Exercise description: Starting at the beginning of the records and stopping after the line that contains "- total-price: Precio: $26.000: [917, 701, 1094, 725]", write those lines out again with "table-cell" changed to "grid-cell" and everything else left unchanged.

[Element and box listings]
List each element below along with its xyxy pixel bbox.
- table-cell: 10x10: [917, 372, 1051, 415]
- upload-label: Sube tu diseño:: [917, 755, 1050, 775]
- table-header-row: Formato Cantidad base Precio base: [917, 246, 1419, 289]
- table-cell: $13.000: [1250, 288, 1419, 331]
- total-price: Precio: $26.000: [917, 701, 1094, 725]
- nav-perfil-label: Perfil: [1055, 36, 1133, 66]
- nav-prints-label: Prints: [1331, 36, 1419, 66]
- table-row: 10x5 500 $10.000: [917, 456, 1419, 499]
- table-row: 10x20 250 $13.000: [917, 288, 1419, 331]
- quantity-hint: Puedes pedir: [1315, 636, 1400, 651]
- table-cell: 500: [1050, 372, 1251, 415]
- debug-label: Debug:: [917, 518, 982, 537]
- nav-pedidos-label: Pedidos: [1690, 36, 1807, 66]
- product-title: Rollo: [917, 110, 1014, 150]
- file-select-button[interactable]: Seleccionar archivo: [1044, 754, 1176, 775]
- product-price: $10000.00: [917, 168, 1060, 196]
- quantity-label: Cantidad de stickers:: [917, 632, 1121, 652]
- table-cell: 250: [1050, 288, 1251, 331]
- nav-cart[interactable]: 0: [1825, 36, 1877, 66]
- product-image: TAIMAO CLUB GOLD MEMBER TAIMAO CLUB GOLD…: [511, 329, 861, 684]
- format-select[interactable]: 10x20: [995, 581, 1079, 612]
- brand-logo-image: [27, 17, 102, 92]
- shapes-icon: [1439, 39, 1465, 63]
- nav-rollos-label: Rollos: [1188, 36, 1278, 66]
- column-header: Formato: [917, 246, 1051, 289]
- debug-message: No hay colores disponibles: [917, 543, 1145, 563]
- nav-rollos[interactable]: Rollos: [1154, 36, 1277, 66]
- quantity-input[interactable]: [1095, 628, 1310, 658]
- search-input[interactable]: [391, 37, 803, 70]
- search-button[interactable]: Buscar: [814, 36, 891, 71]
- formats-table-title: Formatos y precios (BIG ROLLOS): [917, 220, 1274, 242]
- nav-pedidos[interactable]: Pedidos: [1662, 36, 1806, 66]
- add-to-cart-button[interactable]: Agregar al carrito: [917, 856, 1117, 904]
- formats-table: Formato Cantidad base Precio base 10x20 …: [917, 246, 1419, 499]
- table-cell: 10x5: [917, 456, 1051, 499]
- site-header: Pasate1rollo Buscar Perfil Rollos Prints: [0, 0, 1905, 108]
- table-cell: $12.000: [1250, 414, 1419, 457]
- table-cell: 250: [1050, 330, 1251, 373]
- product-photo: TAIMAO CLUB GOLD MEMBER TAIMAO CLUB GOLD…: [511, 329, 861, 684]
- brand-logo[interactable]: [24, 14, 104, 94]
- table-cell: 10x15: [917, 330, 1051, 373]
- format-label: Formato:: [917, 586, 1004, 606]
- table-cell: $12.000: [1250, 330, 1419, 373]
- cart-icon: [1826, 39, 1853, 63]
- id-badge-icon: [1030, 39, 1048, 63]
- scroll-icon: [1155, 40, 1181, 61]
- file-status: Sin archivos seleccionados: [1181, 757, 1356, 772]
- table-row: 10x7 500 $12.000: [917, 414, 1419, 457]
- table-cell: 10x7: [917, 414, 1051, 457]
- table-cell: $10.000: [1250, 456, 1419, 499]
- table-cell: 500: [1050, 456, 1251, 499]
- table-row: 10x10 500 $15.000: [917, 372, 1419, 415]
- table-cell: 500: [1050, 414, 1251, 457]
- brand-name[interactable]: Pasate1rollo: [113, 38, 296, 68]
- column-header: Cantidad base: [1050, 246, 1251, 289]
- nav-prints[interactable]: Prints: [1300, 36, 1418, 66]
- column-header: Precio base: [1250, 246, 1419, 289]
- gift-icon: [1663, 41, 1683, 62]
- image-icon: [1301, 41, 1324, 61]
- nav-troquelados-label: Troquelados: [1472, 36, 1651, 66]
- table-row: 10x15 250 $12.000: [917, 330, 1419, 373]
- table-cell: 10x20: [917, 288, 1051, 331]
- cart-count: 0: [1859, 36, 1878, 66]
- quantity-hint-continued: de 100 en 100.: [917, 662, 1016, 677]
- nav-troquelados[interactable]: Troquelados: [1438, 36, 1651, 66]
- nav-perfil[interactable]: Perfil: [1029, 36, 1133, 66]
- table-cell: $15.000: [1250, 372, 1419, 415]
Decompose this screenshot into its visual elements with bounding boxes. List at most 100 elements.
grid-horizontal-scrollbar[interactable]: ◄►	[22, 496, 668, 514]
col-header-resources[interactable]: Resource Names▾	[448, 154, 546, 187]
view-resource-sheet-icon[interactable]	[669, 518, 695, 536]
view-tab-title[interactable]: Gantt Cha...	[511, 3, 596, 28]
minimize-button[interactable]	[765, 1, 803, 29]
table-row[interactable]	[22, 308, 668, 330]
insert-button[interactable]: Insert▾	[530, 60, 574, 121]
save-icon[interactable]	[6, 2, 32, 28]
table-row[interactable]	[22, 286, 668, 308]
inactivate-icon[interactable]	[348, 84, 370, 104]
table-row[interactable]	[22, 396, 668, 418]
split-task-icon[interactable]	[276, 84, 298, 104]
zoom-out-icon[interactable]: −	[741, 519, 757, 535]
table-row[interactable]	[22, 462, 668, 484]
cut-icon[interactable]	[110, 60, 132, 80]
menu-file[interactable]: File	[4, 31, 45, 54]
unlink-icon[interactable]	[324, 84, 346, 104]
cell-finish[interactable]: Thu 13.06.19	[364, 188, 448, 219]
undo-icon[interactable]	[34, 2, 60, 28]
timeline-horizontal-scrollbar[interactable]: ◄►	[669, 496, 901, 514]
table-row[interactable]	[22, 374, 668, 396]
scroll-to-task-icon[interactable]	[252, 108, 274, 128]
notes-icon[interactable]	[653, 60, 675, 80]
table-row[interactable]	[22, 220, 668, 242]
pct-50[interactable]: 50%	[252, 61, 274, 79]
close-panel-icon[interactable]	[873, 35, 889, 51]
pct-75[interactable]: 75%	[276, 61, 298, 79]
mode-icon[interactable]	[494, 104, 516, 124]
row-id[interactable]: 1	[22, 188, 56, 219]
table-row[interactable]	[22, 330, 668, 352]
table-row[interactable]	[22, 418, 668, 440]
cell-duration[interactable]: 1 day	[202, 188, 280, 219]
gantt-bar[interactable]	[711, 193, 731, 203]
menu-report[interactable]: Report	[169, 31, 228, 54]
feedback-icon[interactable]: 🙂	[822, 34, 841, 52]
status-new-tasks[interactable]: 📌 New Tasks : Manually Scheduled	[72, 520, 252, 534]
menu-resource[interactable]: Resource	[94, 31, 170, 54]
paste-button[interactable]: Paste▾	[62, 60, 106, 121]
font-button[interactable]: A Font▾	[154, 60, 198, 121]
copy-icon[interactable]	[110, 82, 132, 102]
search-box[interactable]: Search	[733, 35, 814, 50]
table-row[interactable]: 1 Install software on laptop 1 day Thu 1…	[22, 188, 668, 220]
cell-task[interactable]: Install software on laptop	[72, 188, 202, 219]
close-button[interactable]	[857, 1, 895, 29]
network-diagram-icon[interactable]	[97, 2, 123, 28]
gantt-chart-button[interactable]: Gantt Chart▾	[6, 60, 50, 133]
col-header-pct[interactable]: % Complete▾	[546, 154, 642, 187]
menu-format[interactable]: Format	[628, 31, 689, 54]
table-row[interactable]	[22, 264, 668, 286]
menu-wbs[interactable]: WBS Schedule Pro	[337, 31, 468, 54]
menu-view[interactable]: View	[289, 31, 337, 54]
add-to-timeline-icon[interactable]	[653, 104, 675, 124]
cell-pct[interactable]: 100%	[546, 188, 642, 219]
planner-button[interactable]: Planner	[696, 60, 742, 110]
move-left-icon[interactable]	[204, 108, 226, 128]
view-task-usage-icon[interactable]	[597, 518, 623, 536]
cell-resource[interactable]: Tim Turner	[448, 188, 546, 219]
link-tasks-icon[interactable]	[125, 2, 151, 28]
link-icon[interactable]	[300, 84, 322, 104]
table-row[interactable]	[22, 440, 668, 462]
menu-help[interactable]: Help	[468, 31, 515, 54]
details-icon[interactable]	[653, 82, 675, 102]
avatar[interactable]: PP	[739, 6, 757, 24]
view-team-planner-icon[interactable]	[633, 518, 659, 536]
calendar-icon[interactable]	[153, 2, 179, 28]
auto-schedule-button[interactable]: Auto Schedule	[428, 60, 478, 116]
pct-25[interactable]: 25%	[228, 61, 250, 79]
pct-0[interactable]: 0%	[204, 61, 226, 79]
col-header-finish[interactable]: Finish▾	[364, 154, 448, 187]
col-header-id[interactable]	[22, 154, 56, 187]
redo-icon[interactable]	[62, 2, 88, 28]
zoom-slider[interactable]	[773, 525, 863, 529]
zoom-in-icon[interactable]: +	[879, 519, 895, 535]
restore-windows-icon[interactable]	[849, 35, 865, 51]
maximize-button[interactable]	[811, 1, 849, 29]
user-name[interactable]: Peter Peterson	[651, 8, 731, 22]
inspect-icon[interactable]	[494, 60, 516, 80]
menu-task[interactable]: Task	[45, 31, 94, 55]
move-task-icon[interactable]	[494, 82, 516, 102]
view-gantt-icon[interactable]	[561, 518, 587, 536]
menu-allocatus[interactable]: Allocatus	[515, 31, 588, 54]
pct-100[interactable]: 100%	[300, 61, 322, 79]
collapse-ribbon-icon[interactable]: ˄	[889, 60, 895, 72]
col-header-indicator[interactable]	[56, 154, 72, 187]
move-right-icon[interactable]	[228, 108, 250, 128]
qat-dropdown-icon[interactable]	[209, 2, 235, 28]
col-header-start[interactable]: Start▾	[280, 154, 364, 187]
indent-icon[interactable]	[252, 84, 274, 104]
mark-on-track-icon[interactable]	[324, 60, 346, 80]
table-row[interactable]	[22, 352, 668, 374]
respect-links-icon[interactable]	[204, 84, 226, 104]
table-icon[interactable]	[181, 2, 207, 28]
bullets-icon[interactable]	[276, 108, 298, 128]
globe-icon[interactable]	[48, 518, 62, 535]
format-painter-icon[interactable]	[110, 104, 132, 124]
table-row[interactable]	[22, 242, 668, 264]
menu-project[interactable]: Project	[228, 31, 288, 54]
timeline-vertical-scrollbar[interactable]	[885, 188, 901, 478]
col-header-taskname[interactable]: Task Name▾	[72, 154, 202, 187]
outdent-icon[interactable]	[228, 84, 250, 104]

Response to the task:
List each element below along with its xyxy pixel bbox.
- grid-cell: 10x10: [917, 372, 1051, 415]
- upload-label: Sube tu diseño:: [917, 755, 1050, 775]
- table-header-row: Formato Cantidad base Precio base: [917, 246, 1419, 289]
- grid-cell: $13.000: [1250, 288, 1419, 331]
- total-price: Precio: $26.000: [917, 701, 1094, 725]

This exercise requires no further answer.